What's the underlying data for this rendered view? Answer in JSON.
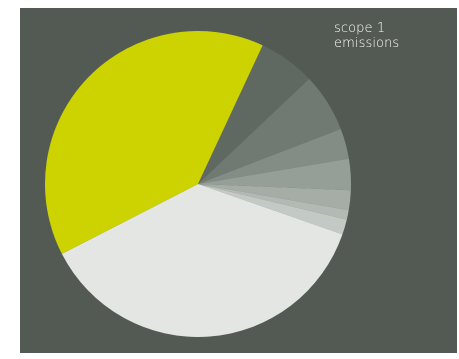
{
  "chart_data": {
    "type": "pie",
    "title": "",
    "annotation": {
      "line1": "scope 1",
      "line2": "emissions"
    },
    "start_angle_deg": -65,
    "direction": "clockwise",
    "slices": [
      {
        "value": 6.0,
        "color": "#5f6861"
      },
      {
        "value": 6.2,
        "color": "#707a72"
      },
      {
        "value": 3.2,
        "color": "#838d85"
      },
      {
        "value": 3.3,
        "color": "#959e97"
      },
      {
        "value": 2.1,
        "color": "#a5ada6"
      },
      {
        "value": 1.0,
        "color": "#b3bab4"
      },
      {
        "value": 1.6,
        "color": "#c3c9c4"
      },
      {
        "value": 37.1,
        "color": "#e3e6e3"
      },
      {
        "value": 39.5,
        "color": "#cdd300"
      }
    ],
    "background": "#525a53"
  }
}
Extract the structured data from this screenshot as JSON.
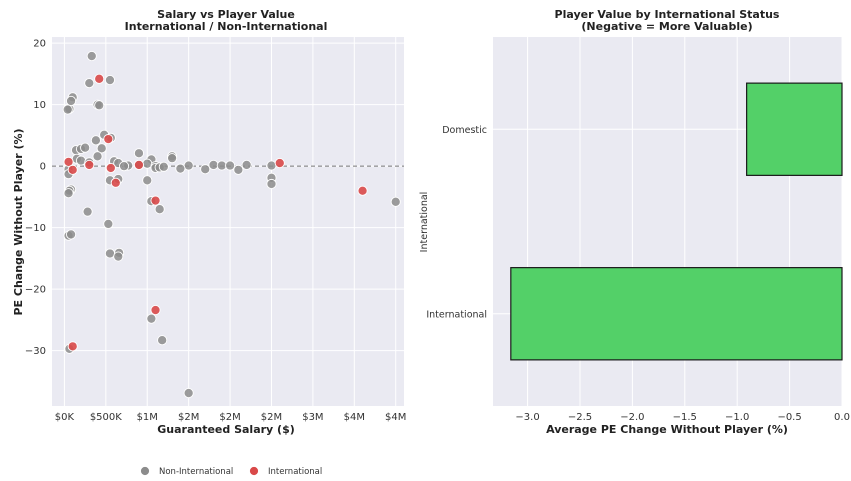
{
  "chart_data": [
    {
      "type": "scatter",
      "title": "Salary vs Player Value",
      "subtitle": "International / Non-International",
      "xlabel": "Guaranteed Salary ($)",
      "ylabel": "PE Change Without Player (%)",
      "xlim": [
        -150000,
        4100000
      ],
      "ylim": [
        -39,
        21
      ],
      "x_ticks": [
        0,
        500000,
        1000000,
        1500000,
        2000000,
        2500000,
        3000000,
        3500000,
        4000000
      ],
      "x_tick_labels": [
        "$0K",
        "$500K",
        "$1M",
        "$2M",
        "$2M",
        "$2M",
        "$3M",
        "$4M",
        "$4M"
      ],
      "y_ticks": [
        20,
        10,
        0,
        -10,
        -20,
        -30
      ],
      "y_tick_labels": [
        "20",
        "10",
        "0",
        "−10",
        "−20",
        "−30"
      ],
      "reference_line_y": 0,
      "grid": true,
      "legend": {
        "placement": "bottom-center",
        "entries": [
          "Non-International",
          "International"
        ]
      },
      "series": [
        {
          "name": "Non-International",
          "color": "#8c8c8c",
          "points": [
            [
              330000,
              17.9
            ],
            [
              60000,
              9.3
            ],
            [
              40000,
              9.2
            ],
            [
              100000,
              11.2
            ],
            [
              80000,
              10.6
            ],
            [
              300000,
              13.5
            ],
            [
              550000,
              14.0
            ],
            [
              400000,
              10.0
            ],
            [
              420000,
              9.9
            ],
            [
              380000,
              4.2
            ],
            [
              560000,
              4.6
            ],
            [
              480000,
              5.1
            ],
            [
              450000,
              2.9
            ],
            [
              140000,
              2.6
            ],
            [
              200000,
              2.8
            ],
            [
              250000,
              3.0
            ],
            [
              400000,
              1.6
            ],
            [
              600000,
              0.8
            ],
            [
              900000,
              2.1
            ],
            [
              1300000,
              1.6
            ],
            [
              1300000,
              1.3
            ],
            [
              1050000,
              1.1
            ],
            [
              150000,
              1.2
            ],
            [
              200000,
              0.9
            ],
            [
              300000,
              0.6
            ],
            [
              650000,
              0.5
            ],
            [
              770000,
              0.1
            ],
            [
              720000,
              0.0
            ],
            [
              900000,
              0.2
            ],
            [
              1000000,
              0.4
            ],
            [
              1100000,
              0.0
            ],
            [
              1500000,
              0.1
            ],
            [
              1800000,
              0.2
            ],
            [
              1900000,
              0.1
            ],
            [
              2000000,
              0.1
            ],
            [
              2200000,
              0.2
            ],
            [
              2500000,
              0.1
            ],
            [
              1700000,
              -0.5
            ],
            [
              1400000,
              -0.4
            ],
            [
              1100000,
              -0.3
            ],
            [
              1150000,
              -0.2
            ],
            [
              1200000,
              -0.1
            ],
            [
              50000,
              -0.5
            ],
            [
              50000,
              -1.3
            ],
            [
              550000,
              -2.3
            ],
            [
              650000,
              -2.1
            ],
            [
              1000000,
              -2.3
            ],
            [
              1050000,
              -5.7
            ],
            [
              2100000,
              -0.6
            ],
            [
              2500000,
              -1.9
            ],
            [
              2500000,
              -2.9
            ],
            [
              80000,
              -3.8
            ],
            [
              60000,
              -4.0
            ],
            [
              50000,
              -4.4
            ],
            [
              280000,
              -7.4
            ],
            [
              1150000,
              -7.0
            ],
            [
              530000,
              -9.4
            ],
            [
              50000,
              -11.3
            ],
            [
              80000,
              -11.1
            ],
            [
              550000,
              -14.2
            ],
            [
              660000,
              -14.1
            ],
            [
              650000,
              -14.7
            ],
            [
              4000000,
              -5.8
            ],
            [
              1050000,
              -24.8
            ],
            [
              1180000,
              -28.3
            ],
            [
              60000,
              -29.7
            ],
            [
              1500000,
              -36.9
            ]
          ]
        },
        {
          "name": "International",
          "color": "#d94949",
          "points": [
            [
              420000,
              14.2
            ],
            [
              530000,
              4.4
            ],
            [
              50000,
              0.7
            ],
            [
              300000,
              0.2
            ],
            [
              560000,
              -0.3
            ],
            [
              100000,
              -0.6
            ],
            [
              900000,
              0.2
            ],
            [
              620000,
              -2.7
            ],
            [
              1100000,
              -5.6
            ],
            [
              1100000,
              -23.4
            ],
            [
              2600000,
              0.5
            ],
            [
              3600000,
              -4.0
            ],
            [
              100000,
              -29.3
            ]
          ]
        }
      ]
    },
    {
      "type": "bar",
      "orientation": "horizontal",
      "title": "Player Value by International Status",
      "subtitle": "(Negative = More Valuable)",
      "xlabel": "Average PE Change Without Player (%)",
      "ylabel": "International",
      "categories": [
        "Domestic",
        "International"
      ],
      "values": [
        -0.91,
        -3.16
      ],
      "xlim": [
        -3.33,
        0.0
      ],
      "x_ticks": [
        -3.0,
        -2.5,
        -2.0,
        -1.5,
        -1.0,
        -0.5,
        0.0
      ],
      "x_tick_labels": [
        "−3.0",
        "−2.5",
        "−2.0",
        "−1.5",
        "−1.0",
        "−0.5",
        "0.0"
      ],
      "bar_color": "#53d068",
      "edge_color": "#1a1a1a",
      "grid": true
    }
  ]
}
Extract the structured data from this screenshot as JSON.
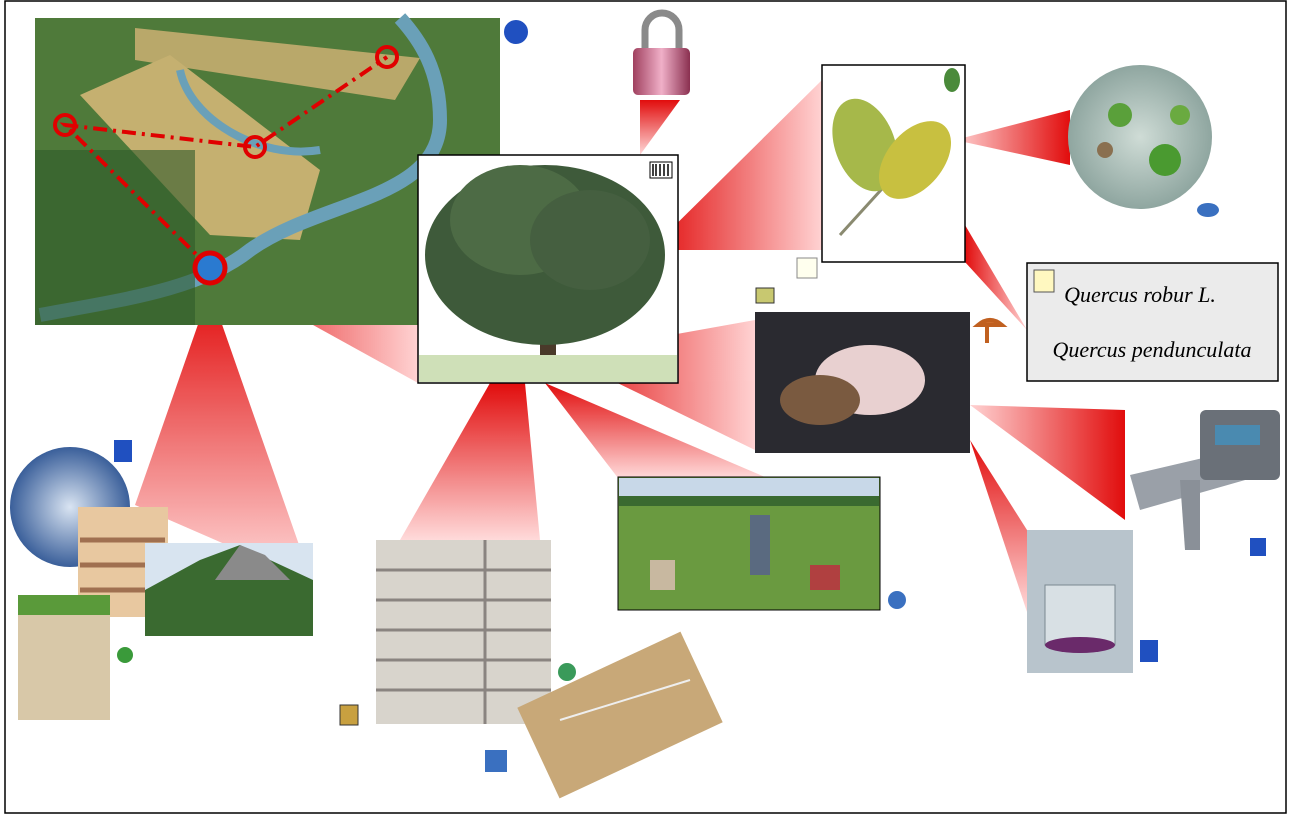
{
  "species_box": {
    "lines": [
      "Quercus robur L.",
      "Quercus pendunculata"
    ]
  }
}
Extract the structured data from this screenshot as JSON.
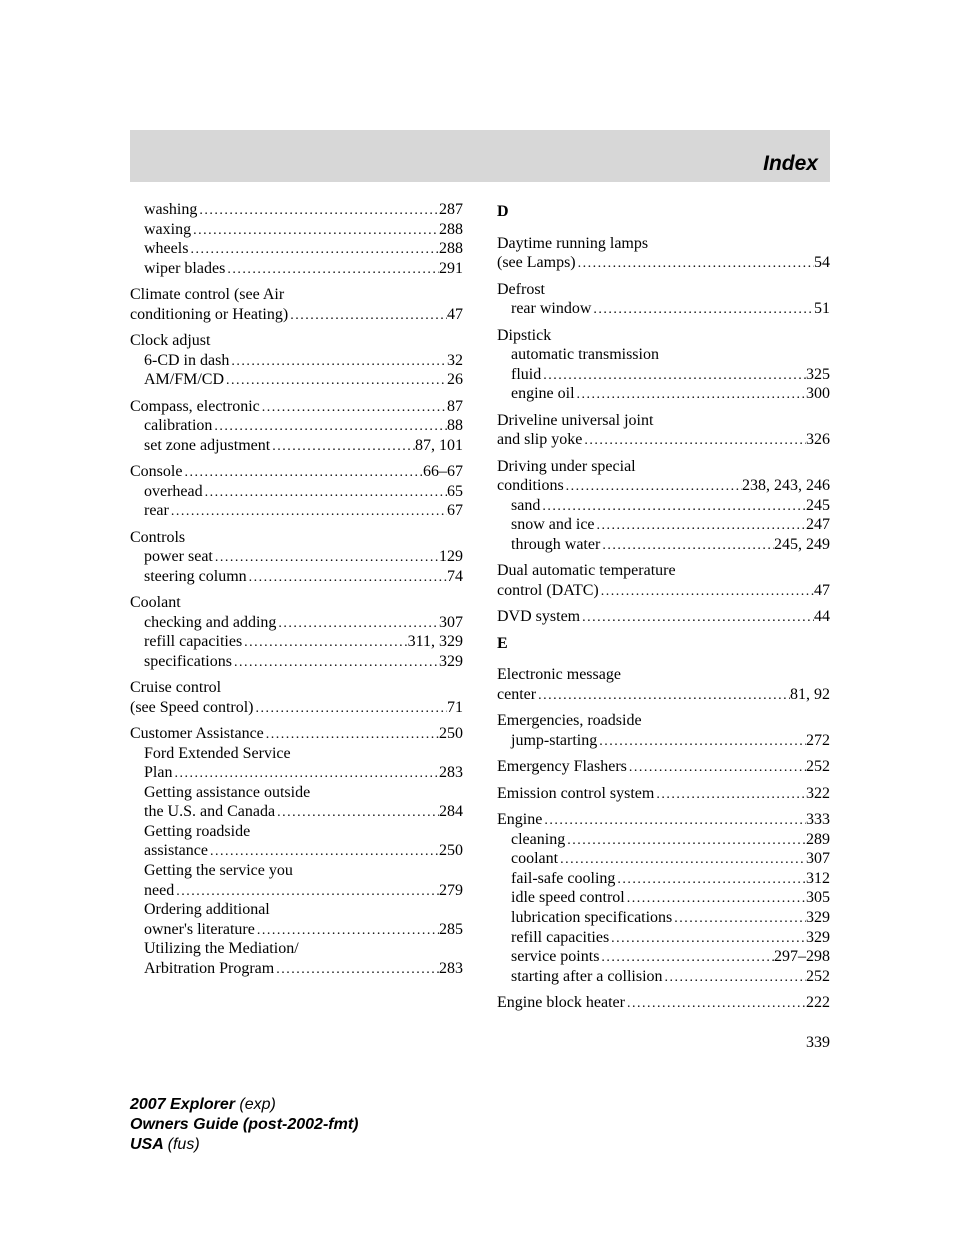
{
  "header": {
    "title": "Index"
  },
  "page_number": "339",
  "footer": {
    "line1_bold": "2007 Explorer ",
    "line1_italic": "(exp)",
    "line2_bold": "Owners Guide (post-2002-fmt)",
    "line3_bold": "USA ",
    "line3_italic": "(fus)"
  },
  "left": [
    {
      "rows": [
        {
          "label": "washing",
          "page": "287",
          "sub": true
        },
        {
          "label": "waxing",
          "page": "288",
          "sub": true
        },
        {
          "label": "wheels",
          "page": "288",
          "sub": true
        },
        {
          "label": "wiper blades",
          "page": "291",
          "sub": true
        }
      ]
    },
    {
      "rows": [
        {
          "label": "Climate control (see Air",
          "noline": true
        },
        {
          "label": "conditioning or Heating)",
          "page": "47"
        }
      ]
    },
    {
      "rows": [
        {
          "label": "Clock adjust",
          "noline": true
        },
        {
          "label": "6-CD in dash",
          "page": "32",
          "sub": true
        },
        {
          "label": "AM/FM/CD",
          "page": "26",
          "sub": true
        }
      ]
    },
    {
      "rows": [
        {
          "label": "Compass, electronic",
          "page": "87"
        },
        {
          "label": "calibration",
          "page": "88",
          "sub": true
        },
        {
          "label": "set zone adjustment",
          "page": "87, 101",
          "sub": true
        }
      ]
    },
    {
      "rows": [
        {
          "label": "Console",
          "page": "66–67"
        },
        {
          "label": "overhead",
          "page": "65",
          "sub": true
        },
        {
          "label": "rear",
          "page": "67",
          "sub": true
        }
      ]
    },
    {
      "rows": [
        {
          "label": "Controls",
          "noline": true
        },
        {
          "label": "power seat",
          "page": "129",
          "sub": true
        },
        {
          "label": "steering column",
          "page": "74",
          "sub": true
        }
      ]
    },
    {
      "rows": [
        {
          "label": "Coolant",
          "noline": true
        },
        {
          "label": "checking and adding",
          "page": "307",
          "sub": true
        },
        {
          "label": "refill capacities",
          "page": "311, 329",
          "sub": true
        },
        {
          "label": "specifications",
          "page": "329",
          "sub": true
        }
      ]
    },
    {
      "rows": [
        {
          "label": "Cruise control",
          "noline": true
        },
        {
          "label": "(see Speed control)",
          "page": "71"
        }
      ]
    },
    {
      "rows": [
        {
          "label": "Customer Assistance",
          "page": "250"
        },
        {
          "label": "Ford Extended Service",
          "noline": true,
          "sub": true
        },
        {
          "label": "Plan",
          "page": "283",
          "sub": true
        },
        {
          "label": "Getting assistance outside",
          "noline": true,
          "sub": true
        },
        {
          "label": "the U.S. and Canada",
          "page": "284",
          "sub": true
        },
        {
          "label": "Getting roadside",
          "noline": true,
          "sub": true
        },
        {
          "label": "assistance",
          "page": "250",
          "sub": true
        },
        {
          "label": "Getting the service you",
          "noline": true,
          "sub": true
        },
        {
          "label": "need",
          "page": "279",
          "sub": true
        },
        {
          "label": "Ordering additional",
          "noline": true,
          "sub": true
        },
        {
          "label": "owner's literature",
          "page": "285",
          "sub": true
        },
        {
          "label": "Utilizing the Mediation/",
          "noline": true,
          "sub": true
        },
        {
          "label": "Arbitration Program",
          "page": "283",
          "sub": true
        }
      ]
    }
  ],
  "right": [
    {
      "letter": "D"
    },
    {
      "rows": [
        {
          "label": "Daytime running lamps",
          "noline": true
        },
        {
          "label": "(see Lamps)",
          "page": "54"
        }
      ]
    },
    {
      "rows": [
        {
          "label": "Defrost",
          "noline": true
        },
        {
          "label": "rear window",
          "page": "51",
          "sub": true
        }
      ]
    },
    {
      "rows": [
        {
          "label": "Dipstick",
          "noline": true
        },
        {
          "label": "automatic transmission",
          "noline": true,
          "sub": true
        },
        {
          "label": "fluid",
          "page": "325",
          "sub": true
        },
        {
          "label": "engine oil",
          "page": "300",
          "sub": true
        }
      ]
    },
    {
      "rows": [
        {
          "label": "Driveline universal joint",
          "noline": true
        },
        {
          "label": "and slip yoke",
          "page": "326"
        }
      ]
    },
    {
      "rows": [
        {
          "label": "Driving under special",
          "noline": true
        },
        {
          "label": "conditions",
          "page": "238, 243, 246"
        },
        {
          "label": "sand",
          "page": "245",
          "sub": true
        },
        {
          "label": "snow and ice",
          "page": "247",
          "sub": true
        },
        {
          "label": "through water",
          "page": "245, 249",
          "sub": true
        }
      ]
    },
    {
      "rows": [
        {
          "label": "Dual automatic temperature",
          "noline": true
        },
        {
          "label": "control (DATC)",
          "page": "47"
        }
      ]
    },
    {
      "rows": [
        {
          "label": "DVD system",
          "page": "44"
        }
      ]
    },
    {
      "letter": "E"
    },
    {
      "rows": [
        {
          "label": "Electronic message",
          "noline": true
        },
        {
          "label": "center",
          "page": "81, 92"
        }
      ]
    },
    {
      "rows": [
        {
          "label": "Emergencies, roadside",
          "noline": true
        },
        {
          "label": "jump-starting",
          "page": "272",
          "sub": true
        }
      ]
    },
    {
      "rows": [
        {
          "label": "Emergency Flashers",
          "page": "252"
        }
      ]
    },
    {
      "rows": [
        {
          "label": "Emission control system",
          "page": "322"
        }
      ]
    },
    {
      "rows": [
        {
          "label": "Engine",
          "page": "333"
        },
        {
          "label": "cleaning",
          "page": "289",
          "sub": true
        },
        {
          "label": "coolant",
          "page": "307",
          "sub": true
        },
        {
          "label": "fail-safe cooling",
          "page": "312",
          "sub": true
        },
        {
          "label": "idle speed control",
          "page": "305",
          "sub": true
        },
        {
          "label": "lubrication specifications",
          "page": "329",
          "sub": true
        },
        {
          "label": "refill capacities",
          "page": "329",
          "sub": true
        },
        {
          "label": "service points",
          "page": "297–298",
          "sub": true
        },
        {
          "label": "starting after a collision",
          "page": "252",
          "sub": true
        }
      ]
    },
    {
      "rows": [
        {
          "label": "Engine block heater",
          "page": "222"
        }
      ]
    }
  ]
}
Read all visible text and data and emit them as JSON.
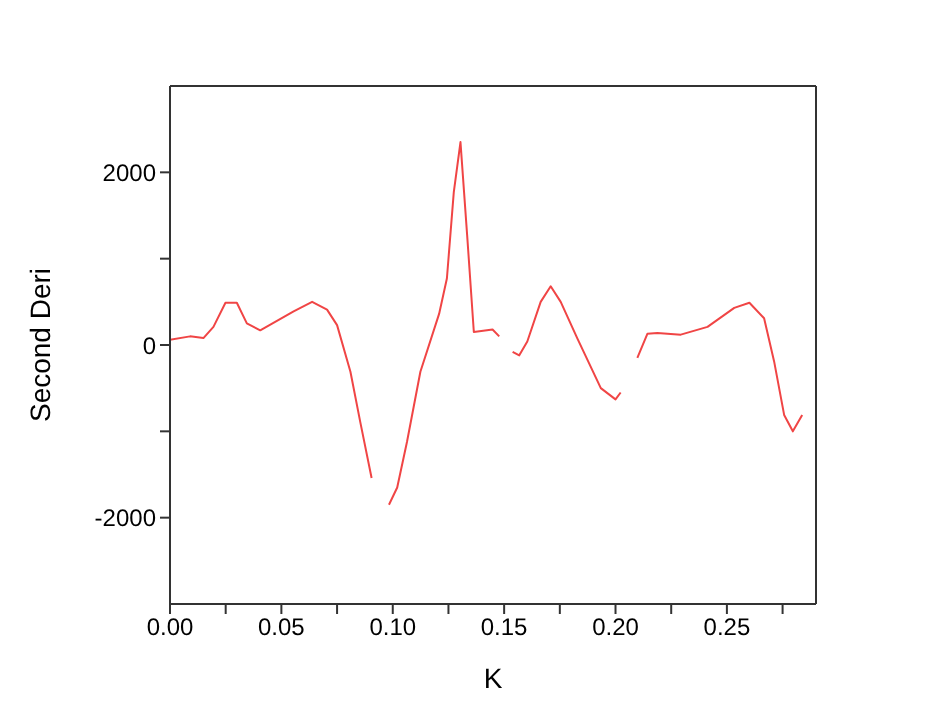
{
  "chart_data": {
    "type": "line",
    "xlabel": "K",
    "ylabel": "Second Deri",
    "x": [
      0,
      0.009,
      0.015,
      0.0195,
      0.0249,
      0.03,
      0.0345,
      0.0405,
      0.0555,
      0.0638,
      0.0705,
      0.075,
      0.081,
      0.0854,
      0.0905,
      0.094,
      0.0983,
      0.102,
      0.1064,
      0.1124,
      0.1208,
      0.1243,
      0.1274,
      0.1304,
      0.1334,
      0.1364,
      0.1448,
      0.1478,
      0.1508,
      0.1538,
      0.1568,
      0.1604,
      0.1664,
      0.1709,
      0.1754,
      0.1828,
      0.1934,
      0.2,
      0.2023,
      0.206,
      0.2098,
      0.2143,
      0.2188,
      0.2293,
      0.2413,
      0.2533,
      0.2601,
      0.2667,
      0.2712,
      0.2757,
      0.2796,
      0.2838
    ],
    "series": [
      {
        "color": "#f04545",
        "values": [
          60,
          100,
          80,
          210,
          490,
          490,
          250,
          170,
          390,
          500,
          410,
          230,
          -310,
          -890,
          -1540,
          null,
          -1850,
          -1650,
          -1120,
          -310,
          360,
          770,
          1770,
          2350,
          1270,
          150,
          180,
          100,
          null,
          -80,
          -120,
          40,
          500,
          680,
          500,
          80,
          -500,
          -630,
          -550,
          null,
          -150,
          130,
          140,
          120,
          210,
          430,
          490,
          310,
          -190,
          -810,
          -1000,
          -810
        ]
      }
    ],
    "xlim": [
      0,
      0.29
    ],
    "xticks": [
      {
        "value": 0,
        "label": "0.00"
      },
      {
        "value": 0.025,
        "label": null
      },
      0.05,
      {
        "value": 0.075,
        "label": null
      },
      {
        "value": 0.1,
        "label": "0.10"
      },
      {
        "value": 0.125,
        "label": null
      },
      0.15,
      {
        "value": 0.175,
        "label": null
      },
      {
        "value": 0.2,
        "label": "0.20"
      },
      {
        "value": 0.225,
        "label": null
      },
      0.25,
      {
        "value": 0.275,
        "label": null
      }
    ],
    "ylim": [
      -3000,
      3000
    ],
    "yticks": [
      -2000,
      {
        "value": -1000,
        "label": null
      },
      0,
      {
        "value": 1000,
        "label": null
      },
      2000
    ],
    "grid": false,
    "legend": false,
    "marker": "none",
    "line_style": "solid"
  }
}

◆ **Requirement**: Collect every line above that contains the word "Getting".

◆ **Answer to this task**:
          "label": "Getting assistance outside",
          "label": "Getting roadside",
          "label": "Getting the service you",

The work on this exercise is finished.